- Task requirements:
Look for "Specification" in the listing below. Gather each line that contains it.

_____

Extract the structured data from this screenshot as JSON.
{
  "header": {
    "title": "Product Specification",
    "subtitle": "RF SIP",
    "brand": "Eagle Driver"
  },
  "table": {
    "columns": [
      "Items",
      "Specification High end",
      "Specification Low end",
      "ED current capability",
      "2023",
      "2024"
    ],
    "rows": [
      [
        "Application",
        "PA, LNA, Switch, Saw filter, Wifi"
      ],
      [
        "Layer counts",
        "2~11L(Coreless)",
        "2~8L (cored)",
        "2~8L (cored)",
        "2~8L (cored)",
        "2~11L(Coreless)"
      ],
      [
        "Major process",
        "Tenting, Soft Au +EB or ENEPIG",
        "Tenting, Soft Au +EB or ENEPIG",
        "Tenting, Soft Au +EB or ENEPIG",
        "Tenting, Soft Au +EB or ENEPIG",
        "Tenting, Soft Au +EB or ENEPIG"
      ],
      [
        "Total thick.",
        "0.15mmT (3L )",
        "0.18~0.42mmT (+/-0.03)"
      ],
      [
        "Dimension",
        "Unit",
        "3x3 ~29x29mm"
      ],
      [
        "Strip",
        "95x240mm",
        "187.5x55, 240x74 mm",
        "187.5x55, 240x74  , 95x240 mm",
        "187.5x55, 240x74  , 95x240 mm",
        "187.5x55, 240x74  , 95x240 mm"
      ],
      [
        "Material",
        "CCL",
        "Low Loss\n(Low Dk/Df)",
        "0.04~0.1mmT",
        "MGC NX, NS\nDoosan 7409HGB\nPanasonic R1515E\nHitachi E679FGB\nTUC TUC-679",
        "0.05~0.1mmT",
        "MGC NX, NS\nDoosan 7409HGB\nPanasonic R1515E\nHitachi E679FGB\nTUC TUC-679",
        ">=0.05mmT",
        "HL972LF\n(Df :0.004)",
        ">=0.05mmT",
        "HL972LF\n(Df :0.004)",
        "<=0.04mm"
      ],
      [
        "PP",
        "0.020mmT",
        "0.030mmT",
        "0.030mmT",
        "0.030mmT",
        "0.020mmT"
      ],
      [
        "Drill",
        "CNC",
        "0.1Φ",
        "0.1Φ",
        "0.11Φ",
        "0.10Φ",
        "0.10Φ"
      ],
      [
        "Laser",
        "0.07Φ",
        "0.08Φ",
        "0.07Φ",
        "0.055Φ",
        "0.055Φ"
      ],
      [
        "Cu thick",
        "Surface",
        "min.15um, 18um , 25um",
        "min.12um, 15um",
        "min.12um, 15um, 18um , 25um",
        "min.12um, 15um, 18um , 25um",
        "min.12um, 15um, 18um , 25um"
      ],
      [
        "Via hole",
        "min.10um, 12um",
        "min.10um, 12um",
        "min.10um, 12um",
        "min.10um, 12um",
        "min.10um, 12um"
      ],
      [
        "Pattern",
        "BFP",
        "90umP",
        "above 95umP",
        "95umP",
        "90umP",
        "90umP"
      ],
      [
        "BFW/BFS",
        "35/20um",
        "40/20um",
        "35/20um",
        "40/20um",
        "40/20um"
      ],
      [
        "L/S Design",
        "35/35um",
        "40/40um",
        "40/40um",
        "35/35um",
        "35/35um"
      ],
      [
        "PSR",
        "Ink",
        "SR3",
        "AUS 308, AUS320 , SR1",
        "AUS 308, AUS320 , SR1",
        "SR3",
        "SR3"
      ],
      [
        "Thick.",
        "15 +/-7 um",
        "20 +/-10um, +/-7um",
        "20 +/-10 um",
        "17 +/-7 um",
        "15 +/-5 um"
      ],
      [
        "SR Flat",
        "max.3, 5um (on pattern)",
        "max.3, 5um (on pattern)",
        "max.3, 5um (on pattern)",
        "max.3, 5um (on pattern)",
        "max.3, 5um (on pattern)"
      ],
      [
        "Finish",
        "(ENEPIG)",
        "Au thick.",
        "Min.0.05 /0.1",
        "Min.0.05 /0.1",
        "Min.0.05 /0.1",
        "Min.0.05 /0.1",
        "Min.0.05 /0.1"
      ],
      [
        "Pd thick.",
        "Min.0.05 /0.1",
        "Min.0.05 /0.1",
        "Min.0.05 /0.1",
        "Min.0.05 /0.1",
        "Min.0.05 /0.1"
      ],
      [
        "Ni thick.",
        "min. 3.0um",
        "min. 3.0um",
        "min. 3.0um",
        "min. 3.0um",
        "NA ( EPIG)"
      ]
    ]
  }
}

_____

- The output:
    "title": "Product Specification",
      "Specification High end",
      "Specification Low end",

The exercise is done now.